[Rows from a dataset]
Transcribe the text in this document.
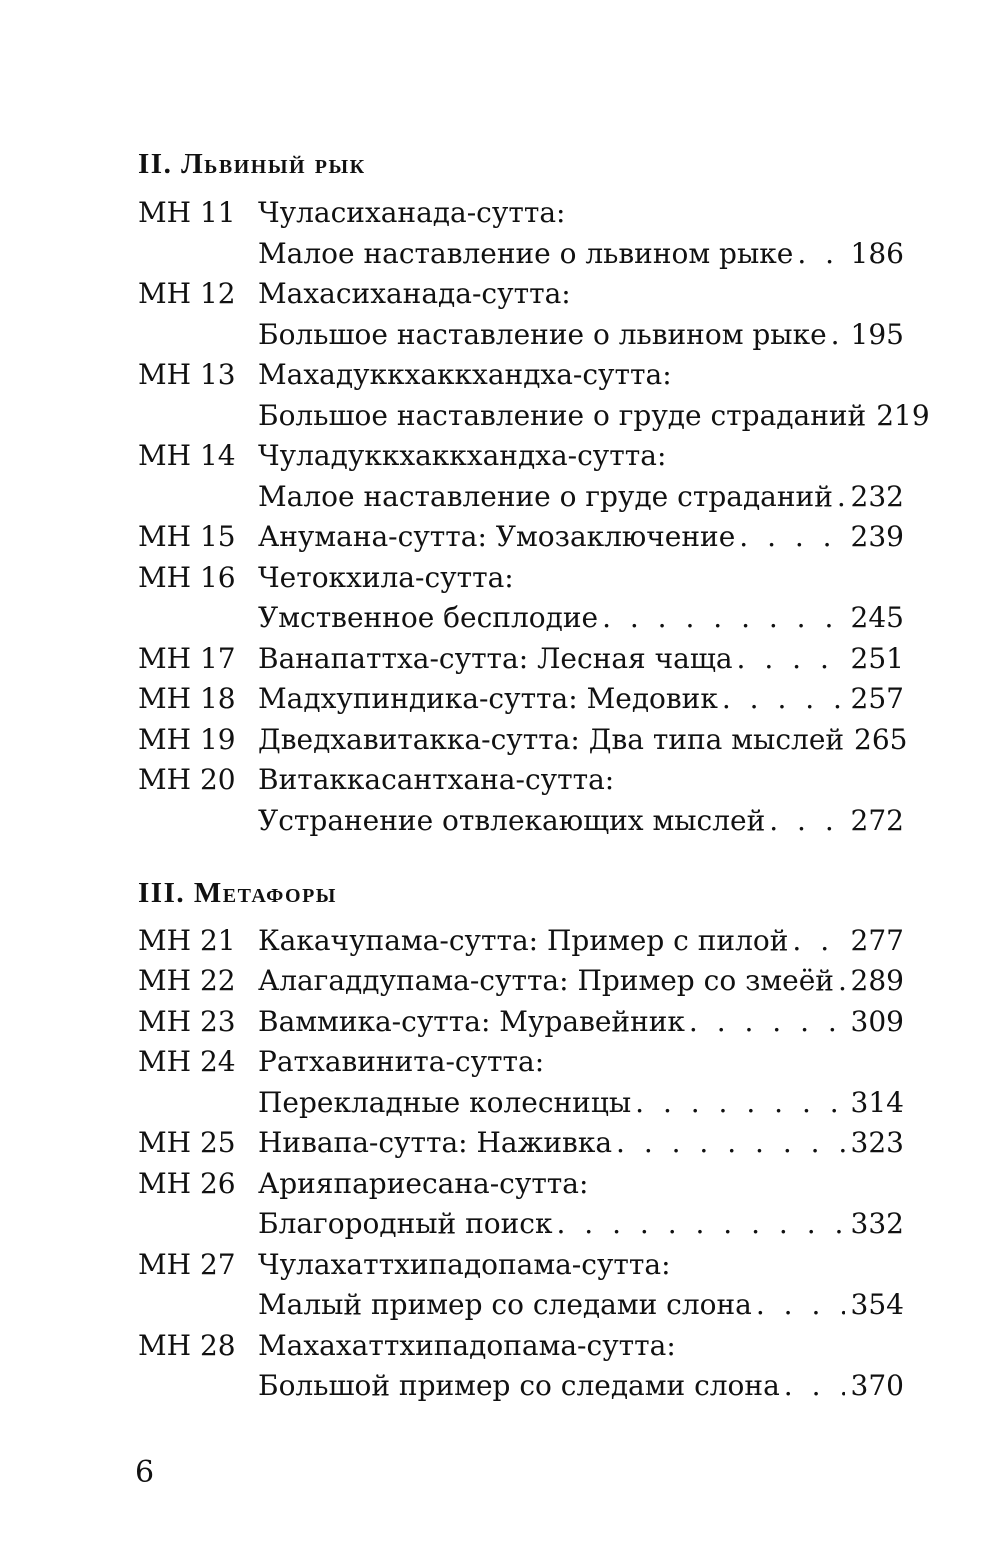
II. Львиный рык
МН 11 Чуласиханада-сутта:
Малое наставление о львином рыке . . . 186
МН 12 Махасиханада-сутта:
Большое наставление о львином рыке . . . 195
МН 13 Махадуккхаккхандха-сутта:
Большое наставление о груде страданий 219
МН 14 Чуладуккхаккхандха-сутта:
Малое наставление о груде страданий . . . 232
МН 15 Анумана-сутта: Умозаключение . . .	239
МН 16 Четокхила-сутта:
Умственное бесплодие . . .	245
МН 17 Ванапаттха-сутта: Лесная чаща . . .	251
МН 18 Мадхупиндика-сутта: Медовик . . .	257
МН 19 Дведхавитакка-сутта: Два типа мыслей 265
МН 20 Витаккасантхана-сутта:
Устранение отвлекающих мыслей . . .	272
III. Метафоры
МН 21 Какачупама-сутта: Пример с пилой . . . 277
МН 22 Алагаддупама-сутта: Пример со змеёй . . . 289
МН 23 Ваммика-сутта: Муравейник . . .	309
МН 24 Ратхавинита-сутта:
Перекладные колесницы . . .	314
МН 25 Нивапа-сутта: Наживка . . .	323
МН 26 Арияпариесана-сутта:
Благородный поиск . . .	332
МН 27 Чулахаттхипадопама-сутта:
Малый пример со следами слона . . .	354
МН 28 Махахаттхипадопама-сутта:
Большой пример со следами слона . . .	370
6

● **The exercise**
Show every line of the listing in which the string "Большое" can be found.

● **The completed task**
Большое наставление о львином рыке . . . 195
Большое наставление о груде страданий 219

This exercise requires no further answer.